Items from a dataset
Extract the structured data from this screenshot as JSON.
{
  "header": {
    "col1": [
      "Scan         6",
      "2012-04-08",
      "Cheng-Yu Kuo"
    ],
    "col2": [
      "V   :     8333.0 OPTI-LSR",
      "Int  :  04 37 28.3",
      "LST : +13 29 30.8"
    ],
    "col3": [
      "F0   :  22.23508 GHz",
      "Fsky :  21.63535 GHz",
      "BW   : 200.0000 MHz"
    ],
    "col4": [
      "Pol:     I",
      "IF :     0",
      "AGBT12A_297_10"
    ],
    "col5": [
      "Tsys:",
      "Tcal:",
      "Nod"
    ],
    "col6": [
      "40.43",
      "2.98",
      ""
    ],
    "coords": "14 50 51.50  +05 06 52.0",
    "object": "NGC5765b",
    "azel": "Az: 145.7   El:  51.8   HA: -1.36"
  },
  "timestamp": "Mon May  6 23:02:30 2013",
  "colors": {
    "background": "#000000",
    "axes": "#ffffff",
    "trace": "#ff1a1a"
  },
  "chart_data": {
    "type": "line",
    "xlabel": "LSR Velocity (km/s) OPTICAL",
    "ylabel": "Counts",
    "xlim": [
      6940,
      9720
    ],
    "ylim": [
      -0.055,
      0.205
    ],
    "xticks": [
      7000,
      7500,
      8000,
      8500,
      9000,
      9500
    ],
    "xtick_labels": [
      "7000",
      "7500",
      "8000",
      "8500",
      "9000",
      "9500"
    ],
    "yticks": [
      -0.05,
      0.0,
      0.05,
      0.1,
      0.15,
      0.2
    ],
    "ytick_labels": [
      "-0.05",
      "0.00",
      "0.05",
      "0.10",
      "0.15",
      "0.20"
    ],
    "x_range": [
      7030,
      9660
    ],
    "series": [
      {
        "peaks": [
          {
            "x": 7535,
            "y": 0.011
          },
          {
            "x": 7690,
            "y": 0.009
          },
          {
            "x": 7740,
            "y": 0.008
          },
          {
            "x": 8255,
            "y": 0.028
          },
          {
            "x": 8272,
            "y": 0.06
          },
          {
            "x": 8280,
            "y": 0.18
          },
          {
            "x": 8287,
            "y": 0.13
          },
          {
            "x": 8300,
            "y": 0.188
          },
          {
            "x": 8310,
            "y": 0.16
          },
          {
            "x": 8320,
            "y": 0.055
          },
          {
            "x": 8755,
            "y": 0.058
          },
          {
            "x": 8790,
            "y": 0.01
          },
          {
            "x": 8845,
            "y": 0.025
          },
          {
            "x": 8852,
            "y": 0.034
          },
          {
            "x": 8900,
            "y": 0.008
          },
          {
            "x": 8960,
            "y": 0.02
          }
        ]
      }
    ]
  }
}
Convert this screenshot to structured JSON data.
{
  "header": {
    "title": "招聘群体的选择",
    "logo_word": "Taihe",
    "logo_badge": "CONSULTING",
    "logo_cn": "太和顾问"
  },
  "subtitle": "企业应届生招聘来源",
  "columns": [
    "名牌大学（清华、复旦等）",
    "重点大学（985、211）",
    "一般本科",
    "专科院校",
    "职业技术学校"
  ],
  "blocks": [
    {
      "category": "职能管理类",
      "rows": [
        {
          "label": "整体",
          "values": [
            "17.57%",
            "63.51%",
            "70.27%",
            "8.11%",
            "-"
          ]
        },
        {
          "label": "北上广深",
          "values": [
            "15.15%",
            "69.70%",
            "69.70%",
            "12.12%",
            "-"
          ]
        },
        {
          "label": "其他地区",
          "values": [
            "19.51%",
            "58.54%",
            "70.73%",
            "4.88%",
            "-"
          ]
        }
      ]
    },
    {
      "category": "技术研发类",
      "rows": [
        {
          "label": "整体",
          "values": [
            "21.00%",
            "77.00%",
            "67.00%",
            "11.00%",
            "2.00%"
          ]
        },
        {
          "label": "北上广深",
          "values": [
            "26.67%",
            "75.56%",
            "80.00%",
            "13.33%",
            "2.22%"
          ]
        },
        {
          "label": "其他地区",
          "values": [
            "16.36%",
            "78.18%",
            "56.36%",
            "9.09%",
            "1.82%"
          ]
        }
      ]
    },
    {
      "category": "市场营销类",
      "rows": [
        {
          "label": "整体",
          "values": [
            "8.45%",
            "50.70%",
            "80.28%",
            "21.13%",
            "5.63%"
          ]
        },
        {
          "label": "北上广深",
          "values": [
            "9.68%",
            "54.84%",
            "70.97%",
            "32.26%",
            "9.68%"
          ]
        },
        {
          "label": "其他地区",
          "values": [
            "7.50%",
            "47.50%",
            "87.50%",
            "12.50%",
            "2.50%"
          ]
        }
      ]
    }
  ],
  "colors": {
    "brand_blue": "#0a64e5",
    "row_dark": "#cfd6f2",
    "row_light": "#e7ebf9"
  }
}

_EXERCISE BRIEF_. Retype all the records, matching them exactly.

_OUTPUT BELOW_.
Extract the structured data from this screenshot as JSON.
{
  "header": {
    "col1": [
      "Scan         6",
      "2012-04-08",
      "Cheng-Yu Kuo"
    ],
    "col2": [
      "V   :     8333.0 OPTI-LSR",
      "Int  :  04 37 28.3",
      "LST : +13 29 30.8"
    ],
    "col3": [
      "F0   :  22.23508 GHz",
      "Fsky :  21.63535 GHz",
      "BW   : 200.0000 MHz"
    ],
    "col4": [
      "Pol:     I",
      "IF :     0",
      "AGBT12A_297_10"
    ],
    "col5": [
      "Tsys:",
      "Tcal:",
      "Nod"
    ],
    "col6": [
      "40.43",
      "2.98",
      ""
    ],
    "coords": "14 50 51.50  +05 06 52.0",
    "object": "NGC5765b",
    "azel": "Az: 145.7   El:  51.8   HA: -1.36"
  },
  "timestamp": "Mon May  6 23:02:30 2013",
  "colors": {
    "background": "#000000",
    "axes": "#ffffff",
    "trace": "#ff1a1a"
  },
  "chart_data": {
    "type": "line",
    "xlabel": "LSR Velocity (km/s) OPTICAL",
    "ylabel": "Counts",
    "xlim": [
      6940,
      9720
    ],
    "ylim": [
      -0.055,
      0.205
    ],
    "xticks": [
      7000,
      7500,
      8000,
      8500,
      9000,
      9500
    ],
    "xtick_labels": [
      "7000",
      "7500",
      "8000",
      "8500",
      "9000",
      "9500"
    ],
    "yticks": [
      -0.05,
      0.0,
      0.05,
      0.1,
      0.15,
      0.2
    ],
    "ytick_labels": [
      "-0.05",
      "0.00",
      "0.05",
      "0.10",
      "0.15",
      "0.20"
    ],
    "x_range": [
      7030,
      9660
    ],
    "series": [
      {
        "peaks": [
          {
            "x": 7535,
            "y": 0.011
          },
          {
            "x": 7690,
            "y": 0.009
          },
          {
            "x": 7740,
            "y": 0.008
          },
          {
            "x": 8255,
            "y": 0.028
          },
          {
            "x": 8272,
            "y": 0.06
          },
          {
            "x": 8280,
            "y": 0.18
          },
          {
            "x": 8287,
            "y": 0.13
          },
          {
            "x": 8300,
            "y": 0.188
          },
          {
            "x": 8310,
            "y": 0.16
          },
          {
            "x": 8320,
            "y": 0.055
          },
          {
            "x": 8755,
            "y": 0.058
          },
          {
            "x": 8790,
            "y": 0.01
          },
          {
            "x": 8845,
            "y": 0.025
          },
          {
            "x": 8852,
            "y": 0.034
          },
          {
            "x": 8900,
            "y": 0.008
          },
          {
            "x": 8960,
            "y": 0.02
          }
        ]
      }
    ]
  }
}
Convert this screenshot to structured JSON data.
{
  "header": {
    "title": "招聘群体的选择",
    "logo_word": "Taihe",
    "logo_badge": "CONSULTING",
    "logo_cn": "太和顾问"
  },
  "subtitle": "企业应届生招聘来源",
  "columns": [
    "名牌大学（清华、复旦等）",
    "重点大学（985、211）",
    "一般本科",
    "专科院校",
    "职业技术学校"
  ],
  "blocks": [
    {
      "category": "职能管理类",
      "rows": [
        {
          "label": "整体",
          "values": [
            "17.57%",
            "63.51%",
            "70.27%",
            "8.11%",
            "-"
          ]
        },
        {
          "label": "北上广深",
          "values": [
            "15.15%",
            "69.70%",
            "69.70%",
            "12.12%",
            "-"
          ]
        },
        {
          "label": "其他地区",
          "values": [
            "19.51%",
            "58.54%",
            "70.73%",
            "4.88%",
            "-"
          ]
        }
      ]
    },
    {
      "category": "技术研发类",
      "rows": [
        {
          "label": "整体",
          "values": [
            "21.00%",
            "77.00%",
            "67.00%",
            "11.00%",
            "2.00%"
          ]
        },
        {
          "label": "北上广深",
          "values": [
            "26.67%",
            "75.56%",
            "80.00%",
            "13.33%",
            "2.22%"
          ]
        },
        {
          "label": "其他地区",
          "values": [
            "16.36%",
            "78.18%",
            "56.36%",
            "9.09%",
            "1.82%"
          ]
        }
      ]
    },
    {
      "category": "市场营销类",
      "rows": [
        {
          "label": "整体",
          "values": [
            "8.45%",
            "50.70%",
            "80.28%",
            "21.13%",
            "5.63%"
          ]
        },
        {
          "label": "北上广深",
          "values": [
            "9.68%",
            "54.84%",
            "70.97%",
            "32.26%",
            "9.68%"
          ]
        },
        {
          "label": "其他地区",
          "values": [
            "7.50%",
            "47.50%",
            "87.50%",
            "12.50%",
            "2.50%"
          ]
        }
      ]
    }
  ],
  "colors": {
    "brand_blue": "#0a64e5",
    "row_dark": "#cfd6f2",
    "row_light": "#e7ebf9"
  }
}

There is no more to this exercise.